**WORK INSTRUCTIONS**
Each record below must be returned exactly as shown.

**MATERIAL TO PROCESS**
----------

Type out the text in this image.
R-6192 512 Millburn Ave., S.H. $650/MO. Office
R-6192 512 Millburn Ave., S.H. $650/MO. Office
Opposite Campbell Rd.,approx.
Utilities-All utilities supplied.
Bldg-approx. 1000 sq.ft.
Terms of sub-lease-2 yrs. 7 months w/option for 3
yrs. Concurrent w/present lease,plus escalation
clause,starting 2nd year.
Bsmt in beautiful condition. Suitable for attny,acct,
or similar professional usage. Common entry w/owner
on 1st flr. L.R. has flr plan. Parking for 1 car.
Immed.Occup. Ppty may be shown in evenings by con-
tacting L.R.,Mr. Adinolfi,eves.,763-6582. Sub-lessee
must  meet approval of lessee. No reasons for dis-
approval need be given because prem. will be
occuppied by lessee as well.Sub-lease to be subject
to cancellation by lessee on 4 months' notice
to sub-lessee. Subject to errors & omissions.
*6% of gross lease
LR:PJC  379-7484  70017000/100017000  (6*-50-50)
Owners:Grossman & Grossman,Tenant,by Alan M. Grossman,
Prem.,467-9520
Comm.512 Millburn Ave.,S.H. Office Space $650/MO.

----------

**ANSWER BELOW**
Type out the text in this image.
R-6192 512 Millburn Ave., S.H. $650/MO. Office
R-6192 512 Millburn Ave., S.H. $650/MO. Office
Opposite Campbell Rd.,approx.
Utilities-All utilities supplied.
Bldg-approx. 1000 sq.ft.
Terms of sub-lease-2 yrs. 7 months w/option for 3
yrs. Concurrent w/present lease,plus escalation
clause,starting 2nd year.
Bsmt in beautiful condition. Suitable for attny,acct,
or similar professional usage. Common entry w/owner
on 1st flr. L.R. has flr plan. Parking for 1 car.
Immed.Occup. Ppty may be shown in evenings by con-
tacting L.R.,Mr. Adinolfi,eves.,763-6582. Sub-lessee
must  meet approval of lessee. No reasons for dis-
approval need be given because prem. will be
occuppied by lessee as well.Sub-lease to be subject
to cancellation by lessee on 4 months' notice
to sub-lessee. Subject to errors & omissions.
*6% of gross lease
LR:PJC  379-7484  70017000/100017000  (6*-50-50)
Owners:Grossman & Grossman,Tenant,by Alan M. Grossman,
Prem.,467-9520
Comm.512 Millburn Ave.,S.H. Office Space $650/MO.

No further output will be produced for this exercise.